--- START OF Given data ---

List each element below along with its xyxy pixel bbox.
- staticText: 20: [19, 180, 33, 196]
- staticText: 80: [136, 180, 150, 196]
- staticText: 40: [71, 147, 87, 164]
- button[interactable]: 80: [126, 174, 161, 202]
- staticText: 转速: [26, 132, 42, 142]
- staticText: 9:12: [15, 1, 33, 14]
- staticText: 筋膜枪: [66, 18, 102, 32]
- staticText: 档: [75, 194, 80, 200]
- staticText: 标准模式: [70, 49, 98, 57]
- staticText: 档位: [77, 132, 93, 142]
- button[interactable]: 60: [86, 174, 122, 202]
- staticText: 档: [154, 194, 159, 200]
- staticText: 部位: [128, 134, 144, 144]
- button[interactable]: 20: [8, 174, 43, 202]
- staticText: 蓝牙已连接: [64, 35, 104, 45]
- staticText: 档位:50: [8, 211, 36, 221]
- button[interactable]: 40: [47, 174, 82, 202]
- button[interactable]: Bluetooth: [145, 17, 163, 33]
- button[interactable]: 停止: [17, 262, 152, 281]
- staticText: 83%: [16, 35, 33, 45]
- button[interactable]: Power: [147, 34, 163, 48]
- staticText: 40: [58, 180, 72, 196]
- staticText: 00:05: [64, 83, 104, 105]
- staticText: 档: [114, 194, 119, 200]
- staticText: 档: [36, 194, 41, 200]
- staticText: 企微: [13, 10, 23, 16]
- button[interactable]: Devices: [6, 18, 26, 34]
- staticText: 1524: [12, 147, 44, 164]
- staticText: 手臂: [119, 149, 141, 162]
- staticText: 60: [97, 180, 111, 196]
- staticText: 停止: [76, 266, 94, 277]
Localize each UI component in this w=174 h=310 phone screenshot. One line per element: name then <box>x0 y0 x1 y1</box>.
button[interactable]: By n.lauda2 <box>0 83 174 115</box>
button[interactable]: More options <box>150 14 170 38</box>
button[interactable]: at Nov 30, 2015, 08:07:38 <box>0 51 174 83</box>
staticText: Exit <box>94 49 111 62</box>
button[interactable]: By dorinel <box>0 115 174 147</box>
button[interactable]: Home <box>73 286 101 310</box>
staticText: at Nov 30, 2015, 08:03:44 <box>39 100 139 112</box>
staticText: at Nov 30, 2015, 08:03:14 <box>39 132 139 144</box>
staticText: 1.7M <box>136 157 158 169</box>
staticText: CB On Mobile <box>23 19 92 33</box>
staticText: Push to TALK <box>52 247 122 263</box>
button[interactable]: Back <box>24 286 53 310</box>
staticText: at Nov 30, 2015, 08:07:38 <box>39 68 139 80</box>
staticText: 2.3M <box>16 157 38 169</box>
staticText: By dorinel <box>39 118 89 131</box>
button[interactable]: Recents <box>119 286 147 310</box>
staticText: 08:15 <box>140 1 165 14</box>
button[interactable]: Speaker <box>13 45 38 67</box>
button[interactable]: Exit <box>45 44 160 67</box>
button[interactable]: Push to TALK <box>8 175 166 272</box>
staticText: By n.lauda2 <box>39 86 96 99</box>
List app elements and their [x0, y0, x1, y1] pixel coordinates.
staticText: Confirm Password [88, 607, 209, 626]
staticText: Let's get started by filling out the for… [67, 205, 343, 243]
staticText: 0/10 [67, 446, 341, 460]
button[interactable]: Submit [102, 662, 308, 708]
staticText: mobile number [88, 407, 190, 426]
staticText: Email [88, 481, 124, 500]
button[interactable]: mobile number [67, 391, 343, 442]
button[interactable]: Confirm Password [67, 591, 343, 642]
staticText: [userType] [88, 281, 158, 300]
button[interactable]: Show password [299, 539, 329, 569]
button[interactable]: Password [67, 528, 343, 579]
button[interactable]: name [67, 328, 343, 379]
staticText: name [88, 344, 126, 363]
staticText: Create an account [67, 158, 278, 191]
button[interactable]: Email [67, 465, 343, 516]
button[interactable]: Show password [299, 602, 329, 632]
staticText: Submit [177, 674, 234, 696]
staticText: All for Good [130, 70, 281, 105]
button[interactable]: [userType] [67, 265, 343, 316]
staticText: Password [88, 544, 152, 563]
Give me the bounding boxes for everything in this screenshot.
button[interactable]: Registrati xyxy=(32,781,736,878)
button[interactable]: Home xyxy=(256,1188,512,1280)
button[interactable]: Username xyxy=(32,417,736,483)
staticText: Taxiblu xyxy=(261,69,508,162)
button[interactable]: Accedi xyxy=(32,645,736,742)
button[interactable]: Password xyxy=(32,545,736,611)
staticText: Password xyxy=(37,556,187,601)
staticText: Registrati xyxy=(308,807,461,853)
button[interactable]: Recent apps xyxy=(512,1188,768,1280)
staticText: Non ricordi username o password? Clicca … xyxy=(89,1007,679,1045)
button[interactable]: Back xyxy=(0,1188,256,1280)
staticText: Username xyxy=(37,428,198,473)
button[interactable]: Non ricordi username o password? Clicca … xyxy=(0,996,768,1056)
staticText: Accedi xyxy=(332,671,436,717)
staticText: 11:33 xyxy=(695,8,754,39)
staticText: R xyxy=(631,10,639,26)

--- END OF Given data ---
--- START OF Given data ---

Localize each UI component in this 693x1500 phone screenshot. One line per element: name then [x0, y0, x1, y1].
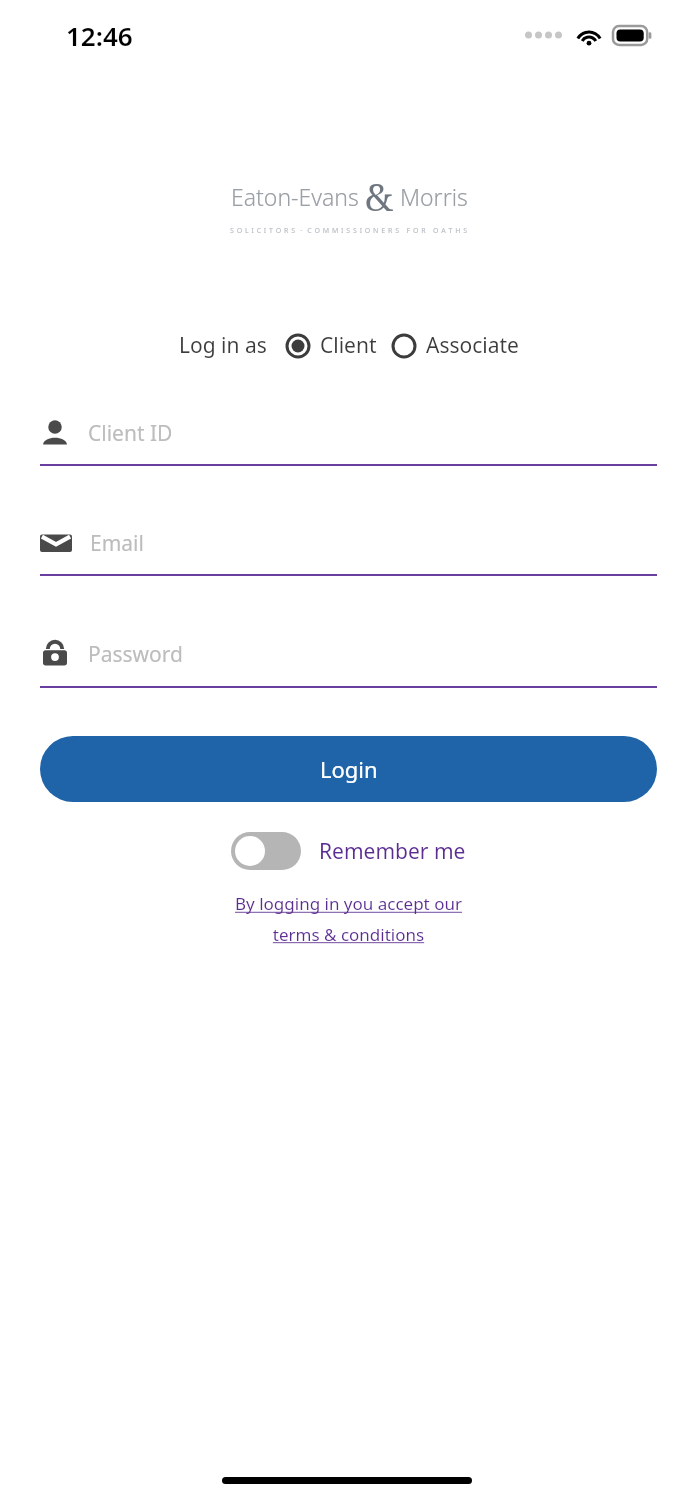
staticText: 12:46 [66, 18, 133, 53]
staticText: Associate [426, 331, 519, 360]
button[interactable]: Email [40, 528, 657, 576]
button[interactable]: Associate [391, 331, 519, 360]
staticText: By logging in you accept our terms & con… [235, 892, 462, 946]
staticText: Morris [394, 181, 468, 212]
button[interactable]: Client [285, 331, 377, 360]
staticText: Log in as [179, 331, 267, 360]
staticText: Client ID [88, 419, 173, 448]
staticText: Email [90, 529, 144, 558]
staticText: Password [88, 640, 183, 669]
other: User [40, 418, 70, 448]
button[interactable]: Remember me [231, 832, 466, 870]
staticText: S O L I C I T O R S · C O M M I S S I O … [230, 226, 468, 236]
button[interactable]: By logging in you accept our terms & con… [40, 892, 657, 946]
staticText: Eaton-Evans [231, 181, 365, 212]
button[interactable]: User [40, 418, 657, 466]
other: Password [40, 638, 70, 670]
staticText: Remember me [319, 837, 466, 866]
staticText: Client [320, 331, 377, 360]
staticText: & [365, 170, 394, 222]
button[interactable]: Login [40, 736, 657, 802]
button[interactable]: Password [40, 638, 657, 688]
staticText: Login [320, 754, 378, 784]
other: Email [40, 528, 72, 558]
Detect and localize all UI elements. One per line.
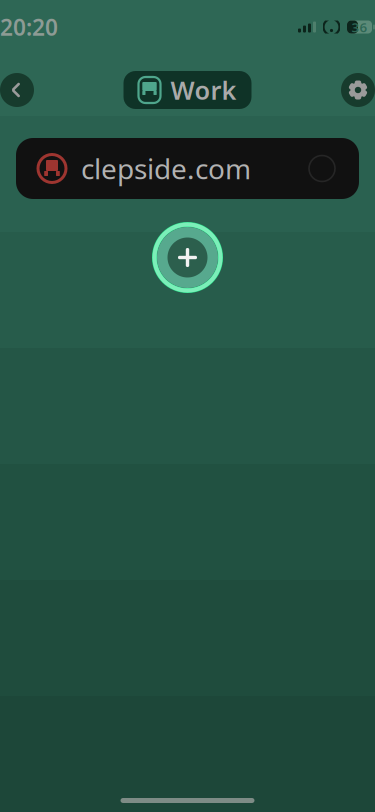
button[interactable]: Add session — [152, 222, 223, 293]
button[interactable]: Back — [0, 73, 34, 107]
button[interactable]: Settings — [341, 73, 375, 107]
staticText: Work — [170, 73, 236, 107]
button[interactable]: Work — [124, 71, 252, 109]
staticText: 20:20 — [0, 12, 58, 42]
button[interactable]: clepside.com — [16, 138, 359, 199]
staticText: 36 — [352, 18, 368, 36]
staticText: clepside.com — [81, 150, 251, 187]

--- END OF Given data ---

### Exercise task
Copy out the records exactly, running from the line that contains "staticText: 12:46 [66, 18, 133, 53]" through the line that contains "staticText: Password [88, 640, 183, 669]", both included.

### Completed exercise
staticText: 12:46 [66, 18, 133, 53]
staticText: Associate [426, 331, 519, 360]
button[interactable]: Email [40, 528, 657, 576]
button[interactable]: Associate [391, 331, 519, 360]
staticText: By logging in you accept our terms & con… [235, 892, 462, 946]
staticText: Morris [394, 181, 468, 212]
button[interactable]: Client [285, 331, 377, 360]
staticText: Log in as [179, 331, 267, 360]
staticText: Client ID [88, 419, 173, 448]
staticText: Email [90, 529, 144, 558]
staticText: Password [88, 640, 183, 669]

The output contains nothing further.